● Yapılacak İşler:
(a) Metin parçasına göre şu soruları cevapla:
(i) Taşocakları Karacaahmet'teki eski mezar taşlarını ne karşılığında satın alıyordu?
(ii) Karacaahmet Mezarlığı'ndan alınan taşlar hangi çeşmenin civarındaki bir alana taşındı?
(iii) Osmanlı Devri İstanbul Çeşmeleri çalışması hangi yıllar boyunca sürdürüldü?
(b) Satırların en başından, içinde "main-dim-166: 166 xyxy=(461,575,489,598)" geçen satıra kadar her şeyi, o satır da dahil olmak üzere, hiçbir şeyi değiştirmeden yeniden yaz.

━━━━━ Metin Parçası ━━━━━

Çelik Gülersoy'a gelen bir ihbar üzerine yürekler burkan bir hadiseye tanık olmuştuk. Karacaahmet'teki eski mezartaşlarını bazı taşocakları belirli bir ücret karşılığında satın alıyor ve bunları taş değirmenlerinde öğüterek yanılmıyorsam kireç yapımında kullanıyorlardı.

Sonunda Ayrılık Çeşmesi civarında Kadıköy Belediyesi'nin de yardımıyla tahsisi sağlanan bir alana, Karacaahmet Mezarlığı'ndan tahrip olmaya en hazır taşlar alınarak bu mekana taşınmaya ve bir intizam içersinde dikilmeye başlandımıştı. Ne var ki, o kadar karşı çıkan oldu ki, zaten Çelik Gülersoy'un vefatıyla da terk edildi gitti.
 
1100 çeşmeni tespitini yaptım

Burak Çetintaş'ın eserini okurken, bazı dipnotlarındaki "Tarihî Mezarlık Katliamı", "Karacaahmet'te neler oluyor" gibi ve daha nice feryatları içeren makalelere de rastlamak mümkün.Asla idrak edilemedi.

Başkalarını da yazmak veya belirteceğim tarih ve kültür mirası eserler için ifade etmek mümkün. Ben Türk Denizcilerinin Mezar Taşları gibi bu makaleme en yakın olan Kapudan Paşa Çeşmeleri veya daha kapsamlı tanımlamasıyla Osmanlı Devri İstanbul Çeşmeleri, Okmeydanı Menzil ve Nişantaşları gibi dünya kültüründe asla benzeri olmayan, paha biçilmez anıtsal eserlerin gözler önünde imha edilişine ve halen de işgal altında kalışlarına sahip çıkmış tek bir devlet idaresi anlayışı olmadığına şaşarak baktığımı belirtmek isterim.

Sadece son yıllarda Osmanlı Devri İstanbul Çeşmeleri'ini birer ikişer korumaya alan, onaran ve yeniden yaşama döndüren mevcut hükümetimizin yaklaşımını da teşekkürle alkışlamayı vicdani bir görev sayarım.

1974-1980 yılları boyunca kişisel gayretlerimle Osmanlı Devri İstanbul Çeşmeleri çalışmasını, çok değerli üniversite öğretim üyesi dostlarımın yardımıyla gönüllü olarak sürdürdüm ve 1100 çeşmenin tespitini, her türlü ayrıntılarıyla saptadım. Bu çalışmalarım sırasında hemen neredeyse tamamı Kapudan-ı Derya çeşmelerinden oluşan denizcilerin vakfettikleri çeşmelerin ise o devirlerin kadırgalarının, kalyonlarının kıç aynalıkları çizgileriyle taşa işlendiğini görerek, bu çeşmelere "Kapdanpaşa Çeşmeleri" adını verdim. Bu çalışmamı o yıllarda muhtelif yayınlarda neşrettim.

━━━━━ Verilen Malzeme ━━━━━

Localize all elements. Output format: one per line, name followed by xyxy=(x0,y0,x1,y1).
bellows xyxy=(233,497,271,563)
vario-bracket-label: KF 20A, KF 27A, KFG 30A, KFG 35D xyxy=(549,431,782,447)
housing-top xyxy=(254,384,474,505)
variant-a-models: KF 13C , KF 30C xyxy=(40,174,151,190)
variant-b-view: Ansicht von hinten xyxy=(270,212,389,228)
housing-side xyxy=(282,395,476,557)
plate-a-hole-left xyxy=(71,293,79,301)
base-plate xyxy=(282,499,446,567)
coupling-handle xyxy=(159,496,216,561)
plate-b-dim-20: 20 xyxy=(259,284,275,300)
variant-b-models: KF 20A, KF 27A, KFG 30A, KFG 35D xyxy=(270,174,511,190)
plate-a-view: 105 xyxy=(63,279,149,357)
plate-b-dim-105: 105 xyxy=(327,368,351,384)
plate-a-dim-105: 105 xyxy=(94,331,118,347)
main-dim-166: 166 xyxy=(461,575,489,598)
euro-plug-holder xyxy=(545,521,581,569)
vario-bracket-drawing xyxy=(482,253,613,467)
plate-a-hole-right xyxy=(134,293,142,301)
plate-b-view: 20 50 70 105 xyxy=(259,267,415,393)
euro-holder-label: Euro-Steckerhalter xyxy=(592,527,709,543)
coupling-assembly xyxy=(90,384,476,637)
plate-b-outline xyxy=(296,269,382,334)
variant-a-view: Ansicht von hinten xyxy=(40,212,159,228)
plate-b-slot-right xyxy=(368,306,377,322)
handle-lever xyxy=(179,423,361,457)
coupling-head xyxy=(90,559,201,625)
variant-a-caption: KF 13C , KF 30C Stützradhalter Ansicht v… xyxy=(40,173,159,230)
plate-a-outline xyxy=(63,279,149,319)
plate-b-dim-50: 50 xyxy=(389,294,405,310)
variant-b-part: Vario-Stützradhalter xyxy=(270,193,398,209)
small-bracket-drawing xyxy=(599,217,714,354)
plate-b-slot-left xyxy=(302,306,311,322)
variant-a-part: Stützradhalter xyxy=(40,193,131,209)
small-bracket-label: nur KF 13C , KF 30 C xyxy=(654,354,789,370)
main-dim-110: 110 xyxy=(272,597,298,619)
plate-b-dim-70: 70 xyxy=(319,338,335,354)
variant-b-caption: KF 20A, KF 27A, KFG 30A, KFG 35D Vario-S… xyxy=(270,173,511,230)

━━━━━

● Görev Cevapları:
(a)
(i) Belirli bir ücret karşılığında.
(ii) Ayrılık Çeşmesi.
(iii) 1974-1980 yılları boyunca.

(b)
Localize all elements. Output format: one per line, name followed by xyxy=(x0,y0,x1,y1).
bellows xyxy=(233,497,271,563)
vario-bracket-label: KF 20A, KF 27A, KFG 30A, KFG 35D xyxy=(549,431,782,447)
housing-top xyxy=(254,384,474,505)
variant-a-models: KF 13C , KF 30C xyxy=(40,174,151,190)
variant-b-view: Ansicht von hinten xyxy=(270,212,389,228)
housing-side xyxy=(282,395,476,557)
plate-a-hole-left xyxy=(71,293,79,301)
base-plate xyxy=(282,499,446,567)
coupling-handle xyxy=(159,496,216,561)
plate-b-dim-20: 20 xyxy=(259,284,275,300)
variant-b-models: KF 20A, KF 27A, KFG 30A, KFG 35D xyxy=(270,174,511,190)
plate-a-view: 105 xyxy=(63,279,149,357)
plate-b-dim-105: 105 xyxy=(327,368,351,384)
plate-a-dim-105: 105 xyxy=(94,331,118,347)
main-dim-166: 166 xyxy=(461,575,489,598)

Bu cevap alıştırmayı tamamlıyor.